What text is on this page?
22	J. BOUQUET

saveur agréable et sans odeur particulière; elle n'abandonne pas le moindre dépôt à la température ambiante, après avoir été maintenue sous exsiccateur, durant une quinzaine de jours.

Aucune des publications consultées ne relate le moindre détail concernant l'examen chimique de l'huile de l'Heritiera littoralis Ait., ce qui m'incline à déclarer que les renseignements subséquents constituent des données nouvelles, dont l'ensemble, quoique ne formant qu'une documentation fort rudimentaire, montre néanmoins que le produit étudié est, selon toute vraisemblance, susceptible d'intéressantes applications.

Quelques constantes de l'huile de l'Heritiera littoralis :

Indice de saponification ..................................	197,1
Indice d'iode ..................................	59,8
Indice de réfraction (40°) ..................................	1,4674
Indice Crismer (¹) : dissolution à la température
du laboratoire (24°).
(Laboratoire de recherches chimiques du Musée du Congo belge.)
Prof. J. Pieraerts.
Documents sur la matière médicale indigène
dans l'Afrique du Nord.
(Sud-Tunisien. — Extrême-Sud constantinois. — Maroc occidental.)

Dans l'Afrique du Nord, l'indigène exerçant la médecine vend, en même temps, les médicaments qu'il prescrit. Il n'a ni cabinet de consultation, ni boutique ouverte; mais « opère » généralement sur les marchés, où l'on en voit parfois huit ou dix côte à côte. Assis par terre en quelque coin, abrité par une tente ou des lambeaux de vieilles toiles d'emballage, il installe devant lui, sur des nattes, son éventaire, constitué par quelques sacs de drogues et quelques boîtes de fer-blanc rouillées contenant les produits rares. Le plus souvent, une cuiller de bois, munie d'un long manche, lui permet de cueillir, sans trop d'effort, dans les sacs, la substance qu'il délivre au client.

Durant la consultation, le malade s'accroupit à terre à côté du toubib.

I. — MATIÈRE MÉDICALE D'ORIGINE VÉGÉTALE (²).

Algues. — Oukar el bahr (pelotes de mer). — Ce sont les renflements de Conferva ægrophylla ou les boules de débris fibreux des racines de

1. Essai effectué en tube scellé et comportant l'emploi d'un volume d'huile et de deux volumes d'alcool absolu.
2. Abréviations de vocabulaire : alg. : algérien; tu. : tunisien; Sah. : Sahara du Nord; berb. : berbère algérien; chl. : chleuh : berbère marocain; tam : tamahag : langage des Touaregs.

Directions for this task
Reproduce the material verbatim, line by line.

Solution to the problem
What text is on this page?
22	J. BOUQUET

saveur agréable et sans odeur particulière; elle n'abandonne pas le moindre dépôt à la température ambiante, après avoir été maintenue sous exsiccateur, durant une quinzaine de jours.

Aucune des publications consultées ne relate le moindre détail concernant l'examen chimique de l'huile de l'Heritiera littoralis Ait., ce qui m'incline à déclarer que les renseignements subséquents constituent des données nouvelles, dont l'ensemble, quoique ne formant qu'une documentation fort rudimentaire, montre néanmoins que le produit étudié est, selon toute vraisemblance, susceptible d'intéressantes applications.

Quelques constantes de l'huile de l'Heritiera littoralis :

Indice de saponification ..................................	197,1
Indice d'iode ..................................	59,8
Indice de réfraction (40°) ..................................	1,4674
Indice Crismer (¹) : dissolution à la température
du laboratoire (24°).
(Laboratoire de recherches chimiques du Musée du Congo belge.)
Prof. J. Pieraerts.
Documents sur la matière médicale indigène
dans l'Afrique du Nord.
(Sud-Tunisien. — Extrême-Sud constantinois. — Maroc occidental.)

Dans l'Afrique du Nord, l'indigène exerçant la médecine vend, en même temps, les médicaments qu'il prescrit. Il n'a ni cabinet de consultation, ni boutique ouverte; mais « opère » généralement sur les marchés, où l'on en voit parfois huit ou dix côte à côte. Assis par terre en quelque coin, abrité par une tente ou des lambeaux de vieilles toiles d'emballage, il installe devant lui, sur des nattes, son éventaire, constitué par quelques sacs de drogues et quelques boîtes de fer-blanc rouillées contenant les produits rares. Le plus souvent, une cuiller de bois, munie d'un long manche, lui permet de cueillir, sans trop d'effort, dans les sacs, la substance qu'il délivre au client.

Durant la consultation, le malade s'accroupit à terre à côté du toubib.

I. — MATIÈRE MÉDICALE D'ORIGINE VÉGÉTALE (²).

Algues. — Oukar el bahr (pelotes de mer). — Ce sont les renflements de Conferva ægrophylla ou les boules de débris fibreux des racines de

1. Essai effectué en tube scellé et comportant l'emploi d'un volume d'huile et de deux volumes d'alcool absolu.
2. Abréviations de vocabulaire : alg. : algérien; tu. : tunisien; Sah. : Sahara du Nord; berb. : berbère algérien; chl. : chleuh : berbère marocain; tam : tamahag : langage des Touaregs.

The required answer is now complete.